• [Job]:
Read the lines below. Copy out any that hold the string "JSON".

━━━━━━━━━━━━━━━━

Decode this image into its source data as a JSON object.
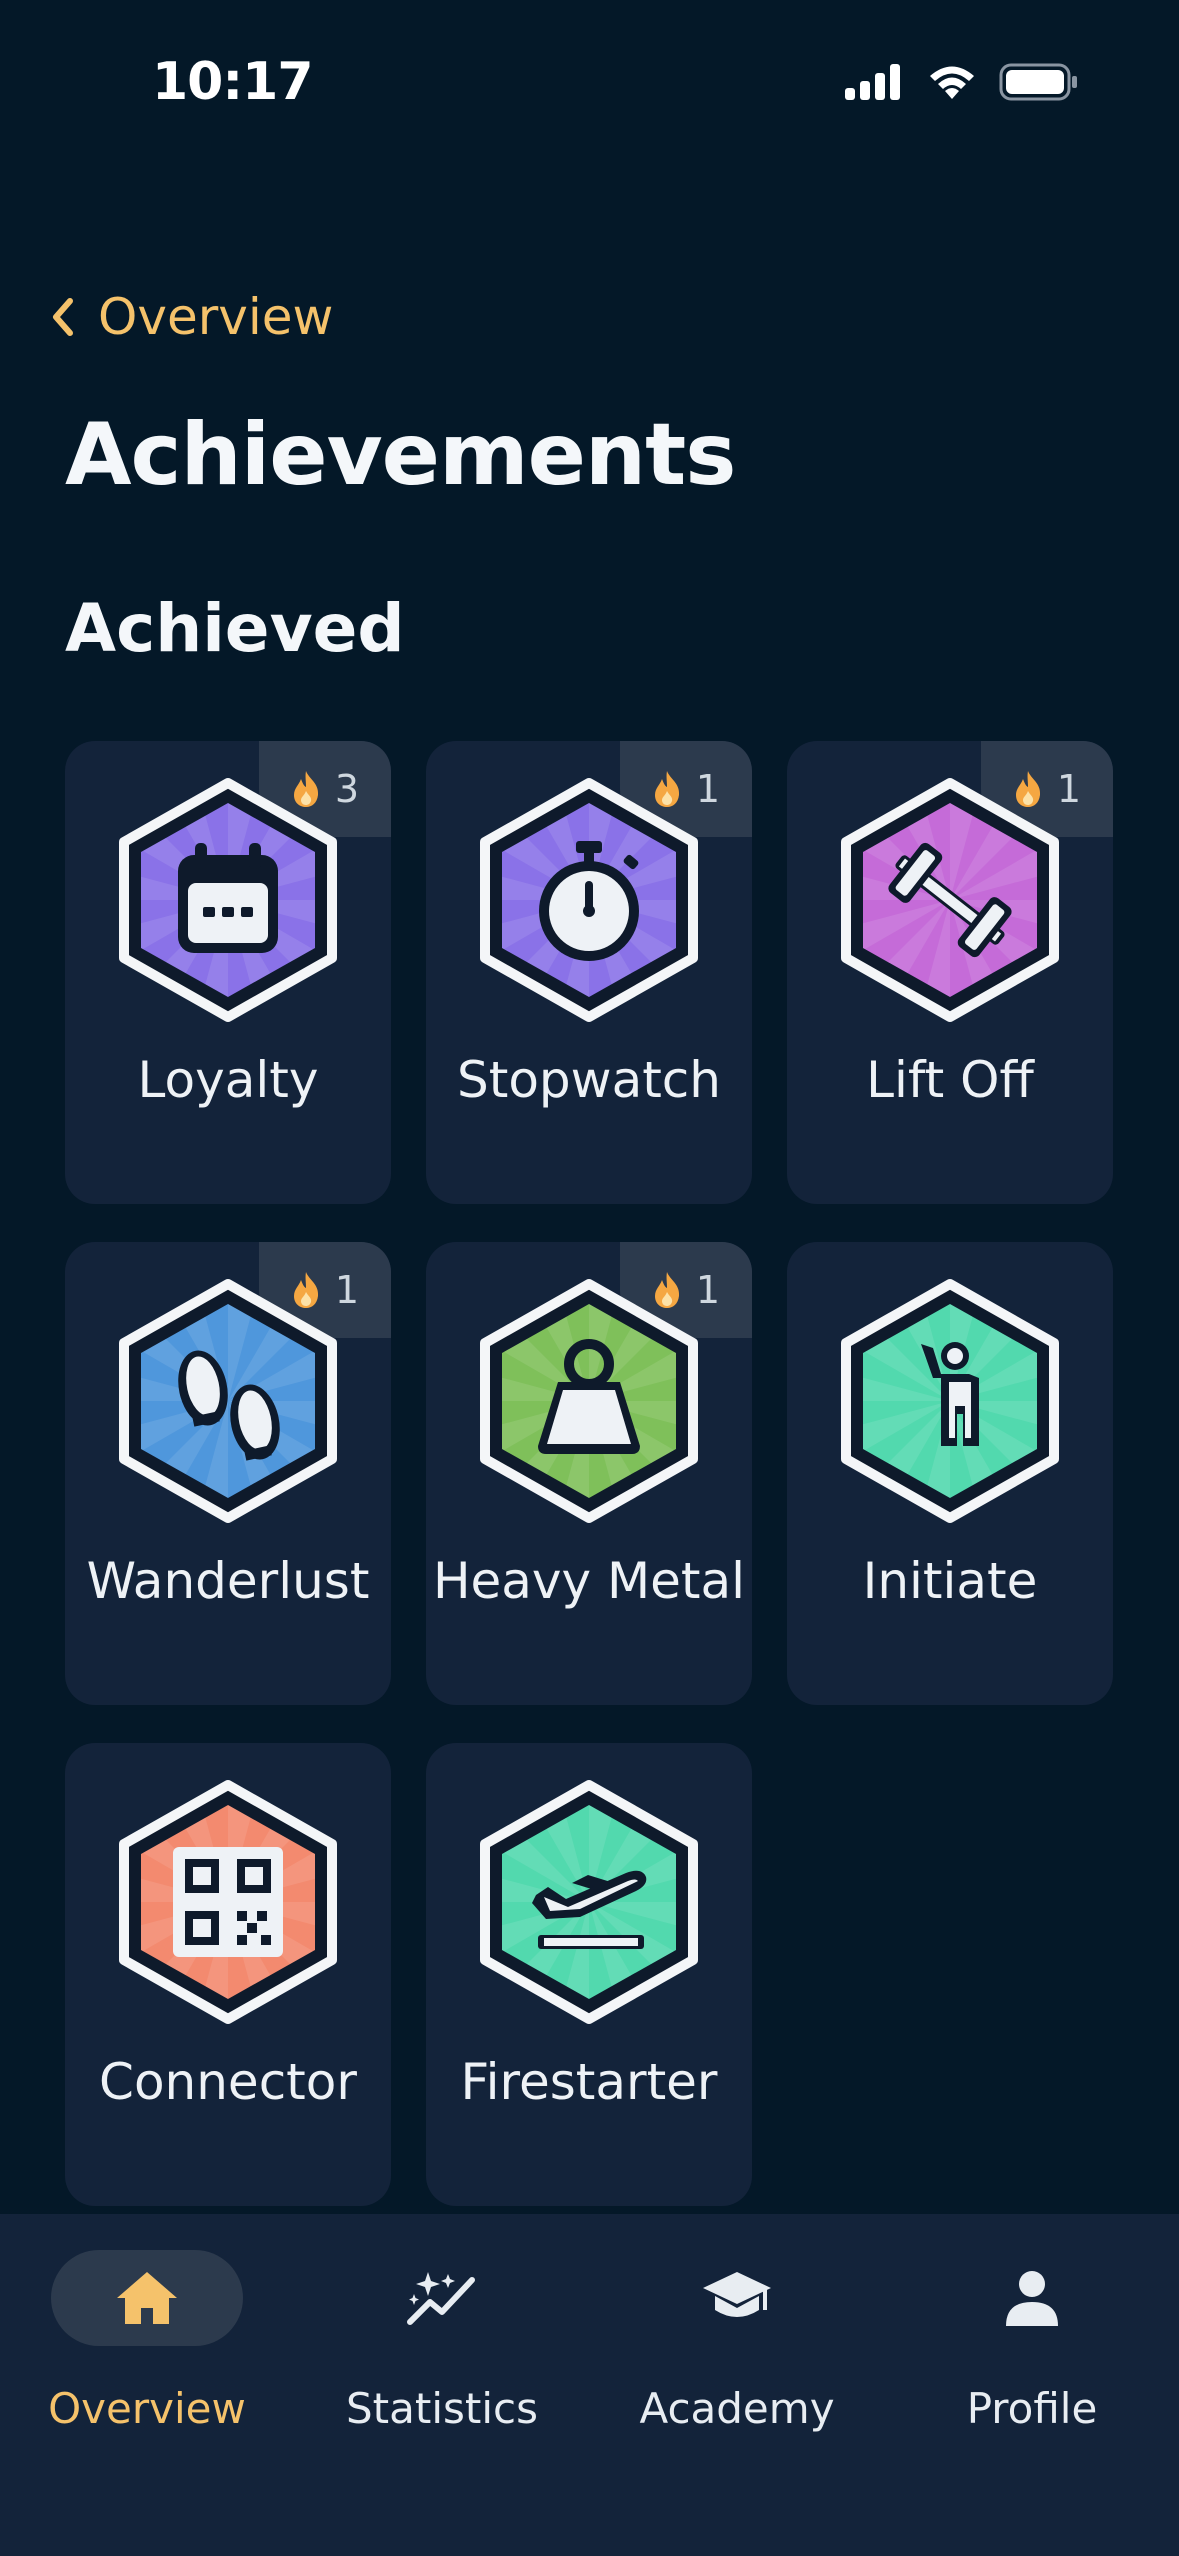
{
  "status_bar": {
    "time": "10:17",
    "icons": [
      "signal-icon",
      "wifi-icon",
      "battery-icon"
    ]
  },
  "nav": {
    "back_label": "Overview",
    "back_icon": "chevron-left-icon"
  },
  "page": {
    "title": "Achievements",
    "section_title": "Achieved"
  },
  "achievements": [
    {
      "name": "Loyalty",
      "icon": "calendar-icon",
      "streak": "3",
      "color": "#8a72e8"
    },
    {
      "name": "Stopwatch",
      "icon": "stopwatch-icon",
      "streak": "1",
      "color": "#8a72e8"
    },
    {
      "name": "Lift Off",
      "icon": "barbell-icon",
      "streak": "1",
      "color": "#c56bd8"
    },
    {
      "name": "Wanderlust",
      "icon": "footprints-icon",
      "streak": "1",
      "color": "#4f97dc"
    },
    {
      "name": "Heavy Metal",
      "icon": "kettlebell-icon",
      "streak": "1",
      "color": "#7fc05a"
    },
    {
      "name": "Initiate",
      "icon": "person-wave-icon",
      "streak": "",
      "color": "#52d9ae"
    },
    {
      "name": "Connector",
      "icon": "qr-code-icon",
      "streak": "",
      "color": "#f38a6f"
    },
    {
      "name": "Firestarter",
      "icon": "plane-takeoff-icon",
      "streak": "",
      "color": "#52d9ae"
    }
  ],
  "tabs": [
    {
      "label": "Overview",
      "icon": "home-icon",
      "active": true
    },
    {
      "label": "Statistics",
      "icon": "sparkles-chart-icon",
      "active": false
    },
    {
      "label": "Academy",
      "icon": "graduation-cap-icon",
      "active": false
    },
    {
      "label": "Profile",
      "icon": "person-icon",
      "active": false
    }
  ],
  "colors": {
    "background": "#041828",
    "card": "#13233a",
    "accent": "#f5c26b",
    "flame": "#f5a742"
  }
}
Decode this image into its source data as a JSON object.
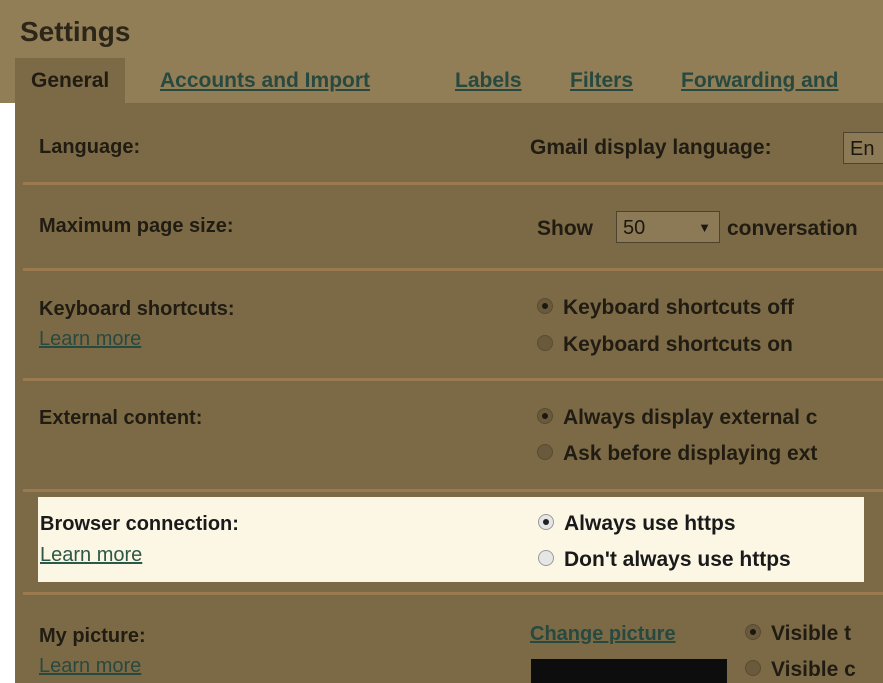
{
  "title": "Settings",
  "tabs": [
    {
      "label": "General"
    },
    {
      "label": "Accounts and Import"
    },
    {
      "label": "Labels"
    },
    {
      "label": "Filters"
    },
    {
      "label": "Forwarding and"
    }
  ],
  "language": {
    "label": "Language:",
    "setting": "Gmail display language:",
    "value": "En"
  },
  "page_size": {
    "label": "Maximum page size:",
    "show": "Show",
    "value": "50",
    "suffix": "conversation"
  },
  "keyboard": {
    "label": "Keyboard shortcuts:",
    "learn_more": "Learn more",
    "options": [
      "Keyboard shortcuts off",
      "Keyboard shortcuts on"
    ],
    "selected": 0
  },
  "external": {
    "label": "External content:",
    "options": [
      "Always display external c",
      "Ask before displaying ext"
    ],
    "selected": 0
  },
  "browser": {
    "label": "Browser connection:",
    "learn_more": "Learn more",
    "options": [
      "Always use https",
      "Don't always use https"
    ],
    "selected": 0
  },
  "picture": {
    "label": "My picture:",
    "learn_more": "Learn more",
    "change_link": "Change picture",
    "options": [
      "Visible t",
      "Visible c"
    ],
    "selected": 0
  },
  "icons": {
    "select_arrow": "▼"
  },
  "colors": {
    "header": "#917d56",
    "panel": "#7c6a47",
    "highlight": "#fbf7e4",
    "link": "#28493f"
  }
}
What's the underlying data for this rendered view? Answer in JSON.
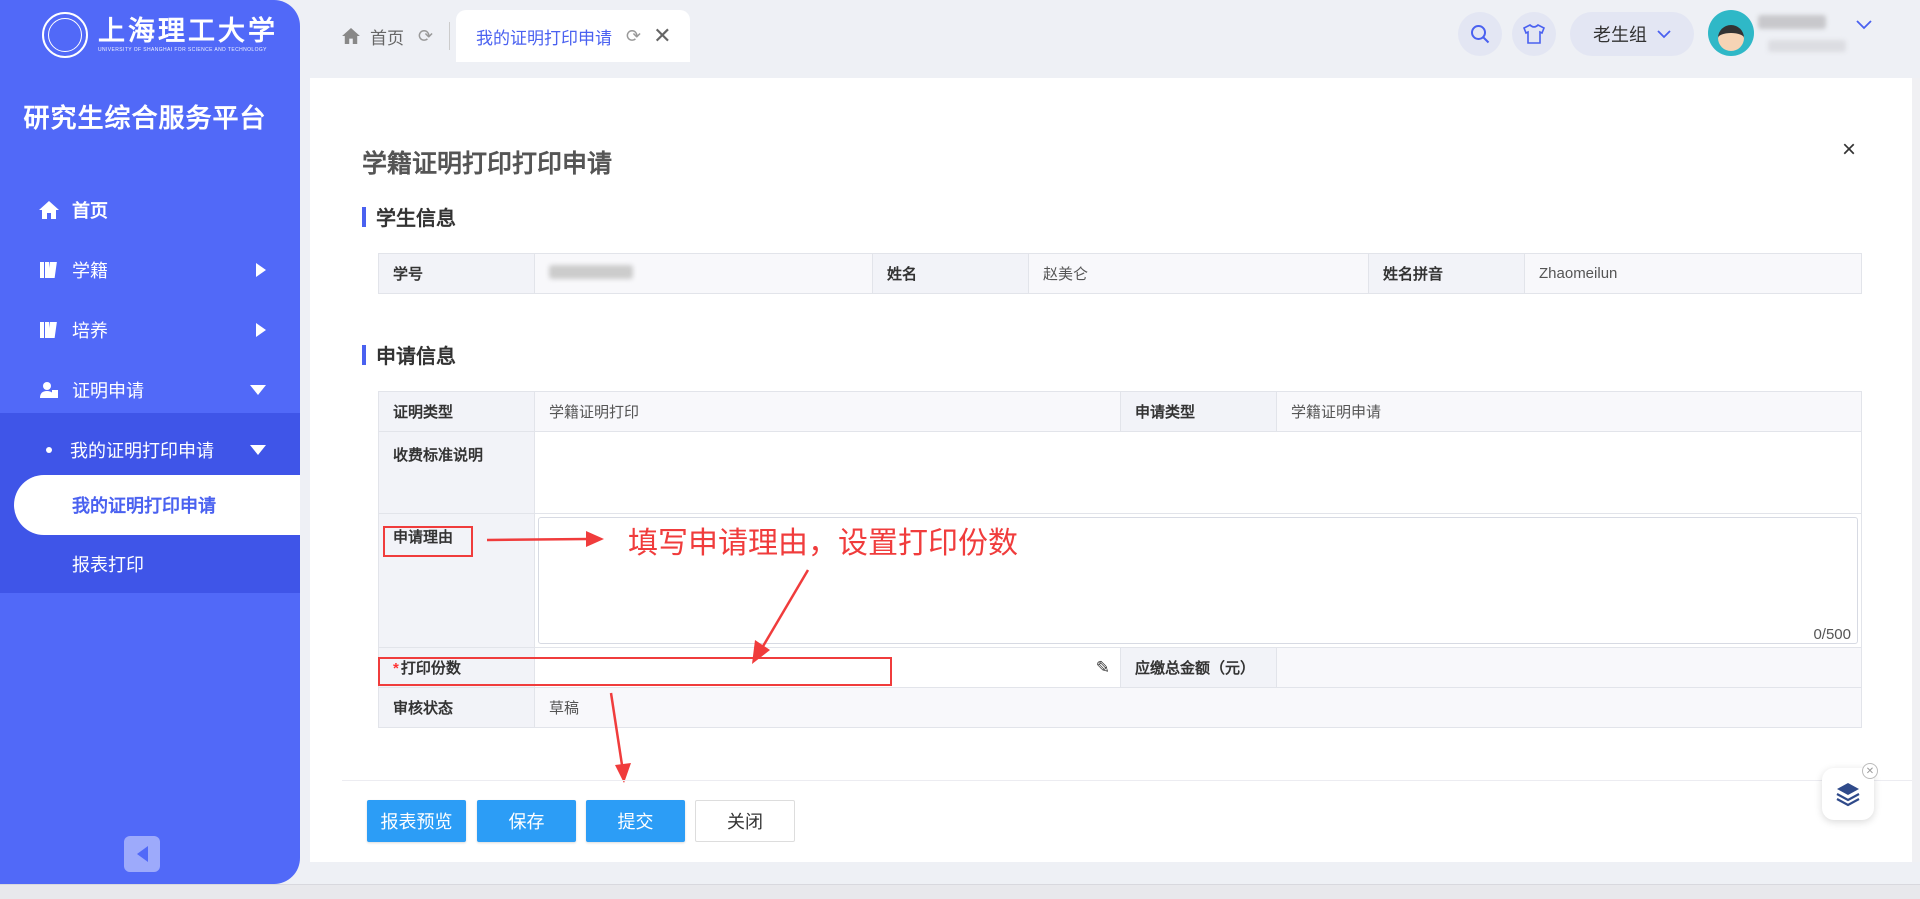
{
  "sidebar": {
    "logo_cn": "上海理工大学",
    "logo_en": "UNIVERSITY OF SHANGHAI FOR SCIENCE AND TECHNOLOGY",
    "platform_title": "研究生综合服务平台",
    "items": [
      {
        "label": "首页",
        "icon": "home-icon"
      },
      {
        "label": "学籍",
        "icon": "book-icon"
      },
      {
        "label": "培养",
        "icon": "book-icon"
      },
      {
        "label": "证明申请",
        "icon": "user-doc-icon"
      }
    ],
    "sub_item": "我的证明打印申请",
    "leaf_active": "我的证明打印申请",
    "leaf_other": "报表打印",
    "accent": "#5169f8"
  },
  "topbar": {
    "tab_home": "首页",
    "tab_active": "我的证明打印申请",
    "group_label": "老生组"
  },
  "dialog": {
    "title": "学籍证明打印打印申请",
    "close_symbol": "×"
  },
  "student": {
    "section_title": "学生信息",
    "id_label": "学号",
    "name_label": "姓名",
    "name_value": "赵美仑",
    "pinyin_label": "姓名拼音",
    "pinyin_value": "Zhaomeilun"
  },
  "application": {
    "section_title": "申请信息",
    "cert_type_label": "证明类型",
    "cert_type_value": "学籍证明打印",
    "apply_type_label": "申请类型",
    "apply_type_value": "学籍证明申请",
    "fee_label": "收费标准说明",
    "reason_label": "申请理由",
    "reason_count": "0/500",
    "copies_label": "打印份数",
    "amount_label": "应缴总金额（元）",
    "status_label": "审核状态",
    "status_value": "草稿"
  },
  "annotation": {
    "text": "填写申请理由，设置打印份数",
    "color": "#f03c3c"
  },
  "buttons": {
    "preview": "报表预览",
    "save": "保存",
    "submit": "提交",
    "close": "关闭"
  }
}
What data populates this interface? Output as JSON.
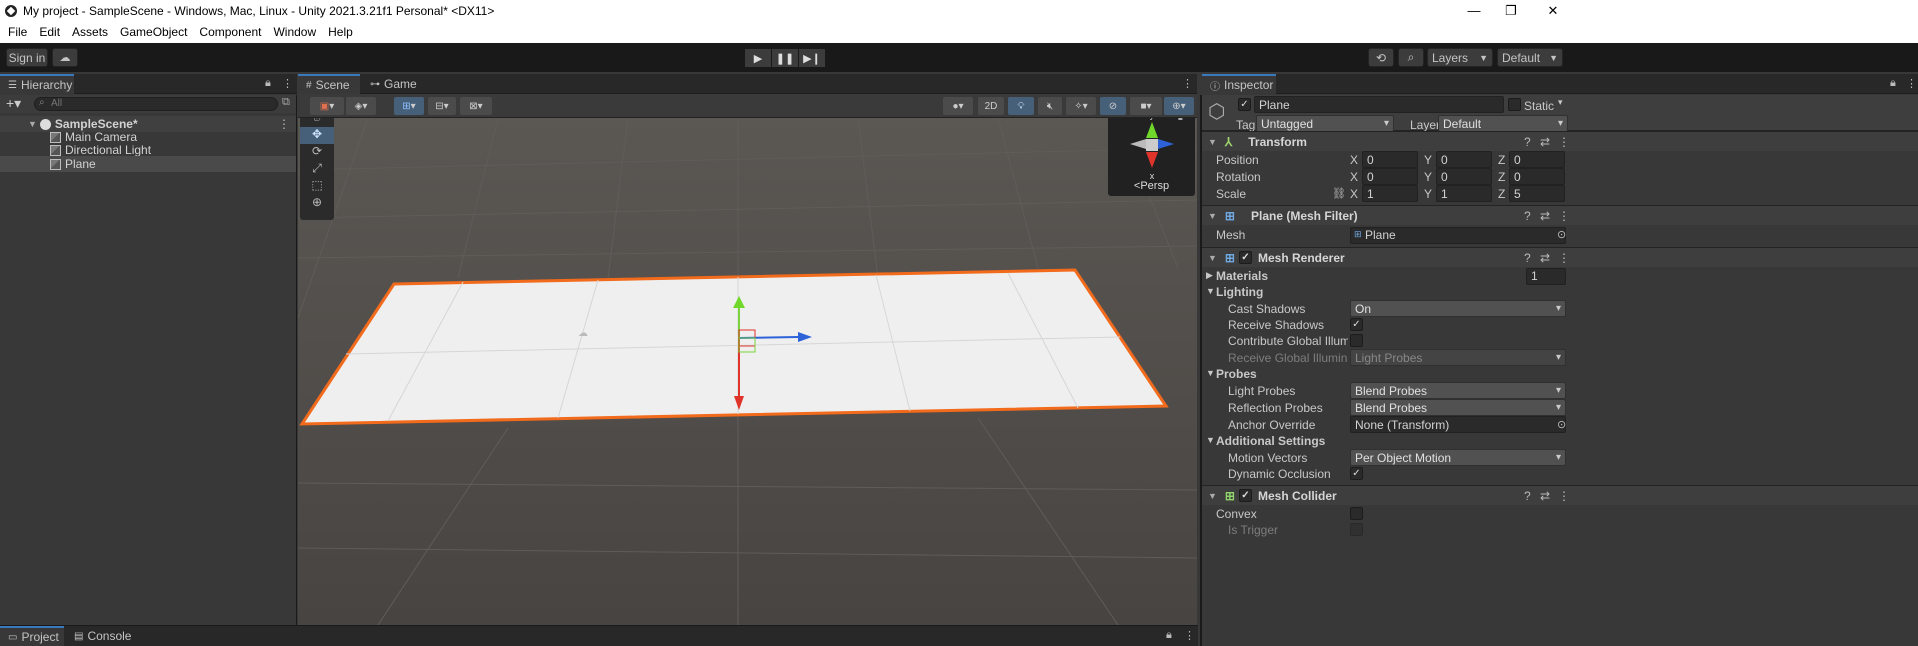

━━━━━━━━━━━━━━━━

• [Exercise solution]:
Decode this image into its source data as a JSON object.
Decode this image into its source data as a JSON object.
What's the underlying data for this rendered view? Answer in JSON.
What data populates this interface? Output as JSON.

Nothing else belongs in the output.